▶ [Exercise prompt] Pictures don't belong in the copy; print all the records exactly.

━━━━━ Dataset records

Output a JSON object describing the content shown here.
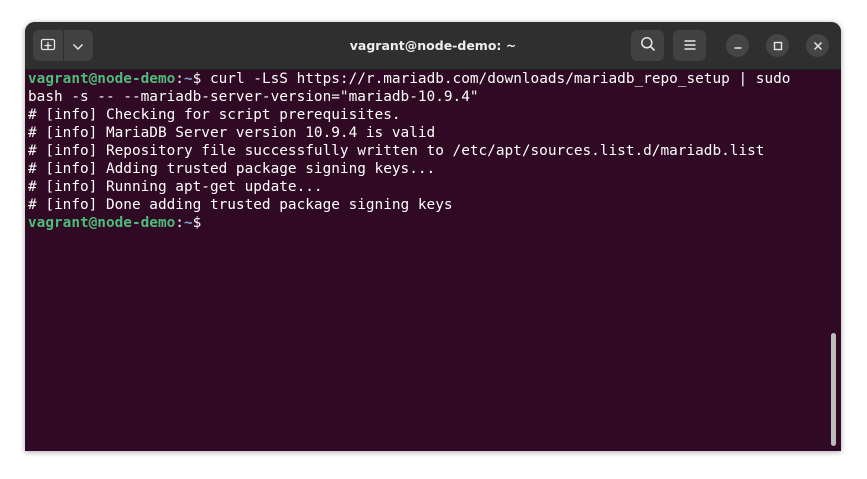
{
  "window": {
    "title": "vagrant@node-demo: ~"
  },
  "icons": {
    "new_tab": "new-tab-icon",
    "dropdown": "chevron-down-icon",
    "search": "search-icon",
    "menu": "hamburger-menu-icon",
    "minimize": "minimize-icon",
    "maximize": "maximize-icon",
    "close": "close-icon"
  },
  "colors": {
    "terminal_bg": "#300a24",
    "titlebar_bg": "#2f2f2f",
    "prompt_user": "#4ebb7a",
    "prompt_path": "#7ea0d6",
    "text": "#ffffff"
  },
  "terminal": {
    "prompt1": {
      "user": "vagrant@node-demo",
      "sep": ":",
      "path": "~",
      "symbol": "$ ",
      "command": "curl -LsS https://r.mariadb.com/downloads/mariadb_repo_setup | sudo"
    },
    "command_cont": "bash -s -- --mariadb-server-version=\"mariadb-10.9.4\"",
    "output": [
      "# [info] Checking for script prerequisites.",
      "# [info] MariaDB Server version 10.9.4 is valid",
      "# [info] Repository file successfully written to /etc/apt/sources.list.d/mariadb.list",
      "# [info] Adding trusted package signing keys...",
      "# [info] Running apt-get update...",
      "# [info] Done adding trusted package signing keys"
    ],
    "prompt2": {
      "user": "vagrant@node-demo",
      "sep": ":",
      "path": "~",
      "symbol": "$"
    }
  }
}
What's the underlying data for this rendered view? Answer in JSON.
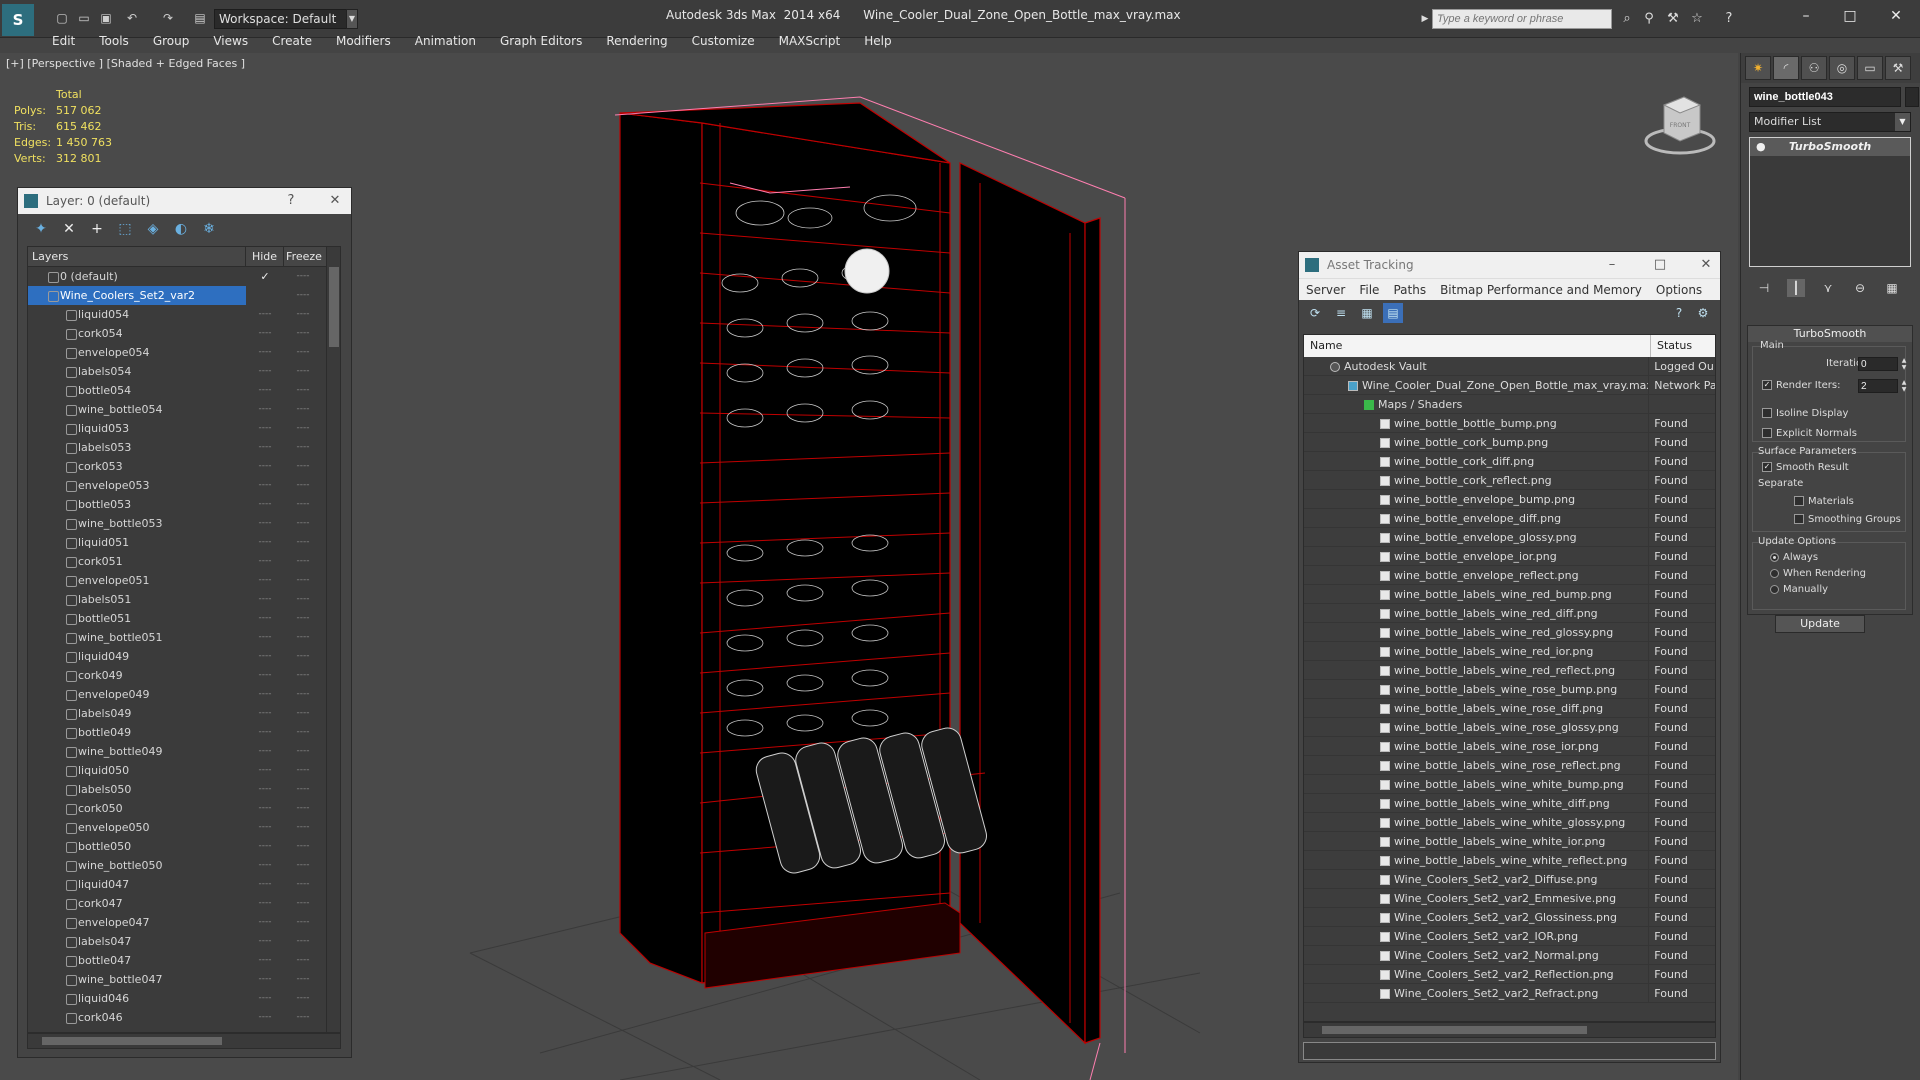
{
  "titlebar": {
    "app_name": "Autodesk 3ds Max  2014 x64",
    "file_name": "Wine_Cooler_Dual_Zone_Open_Bottle_max_vray.max",
    "workspace": "Workspace: Default",
    "search_placeholder": "Type a keyword or phrase"
  },
  "menubar": [
    "Edit",
    "Tools",
    "Group",
    "Views",
    "Create",
    "Modifiers",
    "Animation",
    "Graph Editors",
    "Rendering",
    "Customize",
    "MAXScript",
    "Help"
  ],
  "viewport": {
    "label": "[+] [Perspective ] [Shaded + Edged Faces ]",
    "stats": {
      "header": "Total",
      "polys_label": "Polys:",
      "polys": "517 062",
      "tris_label": "Tris:",
      "tris": "615 462",
      "edges_label": "Edges:",
      "edges": "1 450 763",
      "verts_label": "Verts:",
      "verts": "312 801"
    },
    "viewcube_label": "FRONT"
  },
  "layer_panel": {
    "title": "Layer: 0 (default)",
    "help": "?",
    "close": "✕",
    "col_layers": "Layers",
    "col_hide": "Hide",
    "col_freeze": "Freeze",
    "top_layers": [
      {
        "name": "0 (default)",
        "check": "✓"
      },
      {
        "name": "Wine_Coolers_Set2_var2",
        "check": ""
      }
    ],
    "objects": [
      "liquid054",
      "cork054",
      "envelope054",
      "labels054",
      "bottle054",
      "wine_bottle054",
      "liquid053",
      "labels053",
      "cork053",
      "envelope053",
      "bottle053",
      "wine_bottle053",
      "liquid051",
      "cork051",
      "envelope051",
      "labels051",
      "bottle051",
      "wine_bottle051",
      "liquid049",
      "cork049",
      "envelope049",
      "labels049",
      "bottle049",
      "wine_bottle049",
      "liquid050",
      "labels050",
      "cork050",
      "envelope050",
      "bottle050",
      "wine_bottle050",
      "liquid047",
      "cork047",
      "envelope047",
      "labels047",
      "bottle047",
      "wine_bottle047",
      "liquid046",
      "cork046"
    ],
    "dash": "----"
  },
  "asset_panel": {
    "title": "Asset Tracking",
    "menu": [
      "Server",
      "File",
      "Paths",
      "Bitmap Performance and Memory",
      "Options"
    ],
    "col_name": "Name",
    "col_status": "Status",
    "vault": {
      "name": "Autodesk Vault",
      "status": "Logged Ou"
    },
    "file": {
      "name": "Wine_Cooler_Dual_Zone_Open_Bottle_max_vray.max",
      "status": "Network Pa"
    },
    "maps_group": "Maps / Shaders",
    "found": "Found",
    "maps": [
      "wine_bottle_bottle_bump.png",
      "wine_bottle_cork_bump.png",
      "wine_bottle_cork_diff.png",
      "wine_bottle_cork_reflect.png",
      "wine_bottle_envelope_bump.png",
      "wine_bottle_envelope_diff.png",
      "wine_bottle_envelope_glossy.png",
      "wine_bottle_envelope_ior.png",
      "wine_bottle_envelope_reflect.png",
      "wine_bottle_labels_wine_red_bump.png",
      "wine_bottle_labels_wine_red_diff.png",
      "wine_bottle_labels_wine_red_glossy.png",
      "wine_bottle_labels_wine_red_ior.png",
      "wine_bottle_labels_wine_red_reflect.png",
      "wine_bottle_labels_wine_rose_bump.png",
      "wine_bottle_labels_wine_rose_diff.png",
      "wine_bottle_labels_wine_rose_glossy.png",
      "wine_bottle_labels_wine_rose_ior.png",
      "wine_bottle_labels_wine_rose_reflect.png",
      "wine_bottle_labels_wine_white_bump.png",
      "wine_bottle_labels_wine_white_diff.png",
      "wine_bottle_labels_wine_white_glossy.png",
      "wine_bottle_labels_wine_white_ior.png",
      "wine_bottle_labels_wine_white_reflect.png",
      "Wine_Coolers_Set2_var2_Diffuse.png",
      "Wine_Coolers_Set2_var2_Emmesive.png",
      "Wine_Coolers_Set2_var2_Glossiness.png",
      "Wine_Coolers_Set2_var2_IOR.png",
      "Wine_Coolers_Set2_var2_Normal.png",
      "Wine_Coolers_Set2_var2_Reflection.png",
      "Wine_Coolers_Set2_var2_Refract.png"
    ]
  },
  "command_panel": {
    "object_name": "wine_bottle043",
    "modifier_list": "Modifier List",
    "stack_item": "TurboSmooth",
    "rollout_title": "TurboSmooth",
    "main_label": "Main",
    "iterations_label": "Iterations:",
    "iterations": "0",
    "render_iters_label": "Render Iters:",
    "render_iters": "2",
    "isoline": "Isoline Display",
    "explicit_normals": "Explicit Normals",
    "surface_label": "Surface Parameters",
    "smooth_result": "Smooth Result",
    "separate_label": "Separate",
    "materials": "Materials",
    "smoothing_groups": "Smoothing Groups",
    "update_label": "Update Options",
    "always": "Always",
    "when_rendering": "When Rendering",
    "manually": "Manually",
    "update_button": "Update"
  },
  "colors": {
    "wire": "#c00000",
    "selection": "#2e6fc0",
    "stats": "#f0e060",
    "pink": "#ff7fb0"
  }
}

━━━━━━━━━━

▶ [Solution to this exercise]
Output a JSON object describing the content shown here.
{
  "window": {
    "title": "vagrant@node-demo: ~"
  },
  "icons": {
    "new_tab": "new-tab-icon",
    "dropdown": "chevron-down-icon",
    "search": "search-icon",
    "menu": "hamburger-menu-icon",
    "minimize": "minimize-icon",
    "maximize": "maximize-icon",
    "close": "close-icon"
  },
  "colors": {
    "terminal_bg": "#300a24",
    "titlebar_bg": "#2f2f2f",
    "prompt_user": "#4ebb7a",
    "prompt_path": "#7ea0d6",
    "text": "#ffffff"
  },
  "terminal": {
    "prompt1": {
      "user": "vagrant@node-demo",
      "sep": ":",
      "path": "~",
      "symbol": "$ ",
      "command": "curl -LsS https://r.mariadb.com/downloads/mariadb_repo_setup | sudo"
    },
    "command_cont": "bash -s -- --mariadb-server-version=\"mariadb-10.9.4\"",
    "output": [
      "# [info] Checking for script prerequisites.",
      "# [info] MariaDB Server version 10.9.4 is valid",
      "# [info] Repository file successfully written to /etc/apt/sources.list.d/mariadb.list",
      "# [info] Adding trusted package signing keys...",
      "# [info] Running apt-get update...",
      "# [info] Done adding trusted package signing keys"
    ],
    "prompt2": {
      "user": "vagrant@node-demo",
      "sep": ":",
      "path": "~",
      "symbol": "$"
    }
  }
}
What's the underlying data for this rendered view? Answer in JSON.
{
  "titlebar": {
    "app_name": "Autodesk 3ds Max  2014 x64",
    "file_name": "Wine_Cooler_Dual_Zone_Open_Bottle_max_vray.max",
    "workspace": "Workspace: Default",
    "search_placeholder": "Type a keyword or phrase"
  },
  "menubar": [
    "Edit",
    "Tools",
    "Group",
    "Views",
    "Create",
    "Modifiers",
    "Animation",
    "Graph Editors",
    "Rendering",
    "Customize",
    "MAXScript",
    "Help"
  ],
  "viewport": {
    "label": "[+] [Perspective ] [Shaded + Edged Faces ]",
    "stats": {
      "header": "Total",
      "polys_label": "Polys:",
      "polys": "517 062",
      "tris_label": "Tris:",
      "tris": "615 462",
      "edges_label": "Edges:",
      "edges": "1 450 763",
      "verts_label": "Verts:",
      "verts": "312 801"
    },
    "viewcube_label": "FRONT"
  },
  "layer_panel": {
    "title": "Layer: 0 (default)",
    "help": "?",
    "close": "✕",
    "col_layers": "Layers",
    "col_hide": "Hide",
    "col_freeze": "Freeze",
    "top_layers": [
      {
        "name": "0 (default)",
        "check": "✓"
      },
      {
        "name": "Wine_Coolers_Set2_var2",
        "check": ""
      }
    ],
    "objects": [
      "liquid054",
      "cork054",
      "envelope054",
      "labels054",
      "bottle054",
      "wine_bottle054",
      "liquid053",
      "labels053",
      "cork053",
      "envelope053",
      "bottle053",
      "wine_bottle053",
      "liquid051",
      "cork051",
      "envelope051",
      "labels051",
      "bottle051",
      "wine_bottle051",
      "liquid049",
      "cork049",
      "envelope049",
      "labels049",
      "bottle049",
      "wine_bottle049",
      "liquid050",
      "labels050",
      "cork050",
      "envelope050",
      "bottle050",
      "wine_bottle050",
      "liquid047",
      "cork047",
      "envelope047",
      "labels047",
      "bottle047",
      "wine_bottle047",
      "liquid046",
      "cork046"
    ],
    "dash": "----"
  },
  "asset_panel": {
    "title": "Asset Tracking",
    "menu": [
      "Server",
      "File",
      "Paths",
      "Bitmap Performance and Memory",
      "Options"
    ],
    "col_name": "Name",
    "col_status": "Status",
    "vault": {
      "name": "Autodesk Vault",
      "status": "Logged Ou"
    },
    "file": {
      "name": "Wine_Cooler_Dual_Zone_Open_Bottle_max_vray.max",
      "status": "Network Pa"
    },
    "maps_group": "Maps / Shaders",
    "found": "Found",
    "maps": [
      "wine_bottle_bottle_bump.png",
      "wine_bottle_cork_bump.png",
      "wine_bottle_cork_diff.png",
      "wine_bottle_cork_reflect.png",
      "wine_bottle_envelope_bump.png",
      "wine_bottle_envelope_diff.png",
      "wine_bottle_envelope_glossy.png",
      "wine_bottle_envelope_ior.png",
      "wine_bottle_envelope_reflect.png",
      "wine_bottle_labels_wine_red_bump.png",
      "wine_bottle_labels_wine_red_diff.png",
      "wine_bottle_labels_wine_red_glossy.png",
      "wine_bottle_labels_wine_red_ior.png",
      "wine_bottle_labels_wine_red_reflect.png",
      "wine_bottle_labels_wine_rose_bump.png",
      "wine_bottle_labels_wine_rose_diff.png",
      "wine_bottle_labels_wine_rose_glossy.png",
      "wine_bottle_labels_wine_rose_ior.png",
      "wine_bottle_labels_wine_rose_reflect.png",
      "wine_bottle_labels_wine_white_bump.png",
      "wine_bottle_labels_wine_white_diff.png",
      "wine_bottle_labels_wine_white_glossy.png",
      "wine_bottle_labels_wine_white_ior.png",
      "wine_bottle_labels_wine_white_reflect.png",
      "Wine_Coolers_Set2_var2_Diffuse.png",
      "Wine_Coolers_Set2_var2_Emmesive.png",
      "Wine_Coolers_Set2_var2_Glossiness.png",
      "Wine_Coolers_Set2_var2_IOR.png",
      "Wine_Coolers_Set2_var2_Normal.png",
      "Wine_Coolers_Set2_var2_Reflection.png",
      "Wine_Coolers_Set2_var2_Refract.png"
    ]
  },
  "command_panel": {
    "object_name": "wine_bottle043",
    "modifier_list": "Modifier List",
    "stack_item": "TurboSmooth",
    "rollout_title": "TurboSmooth",
    "main_label": "Main",
    "iterations_label": "Iterations:",
    "iterations": "0",
    "render_iters_label": "Render Iters:",
    "render_iters": "2",
    "isoline": "Isoline Display",
    "explicit_normals": "Explicit Normals",
    "surface_label": "Surface Parameters",
    "smooth_result": "Smooth Result",
    "separate_label": "Separate",
    "materials": "Materials",
    "smoothing_groups": "Smoothing Groups",
    "update_label": "Update Options",
    "always": "Always",
    "when_rendering": "When Rendering",
    "manually": "Manually",
    "update_button": "Update"
  },
  "colors": {
    "wire": "#c00000",
    "selection": "#2e6fc0",
    "stats": "#f0e060",
    "pink": "#ff7fb0"
  }
}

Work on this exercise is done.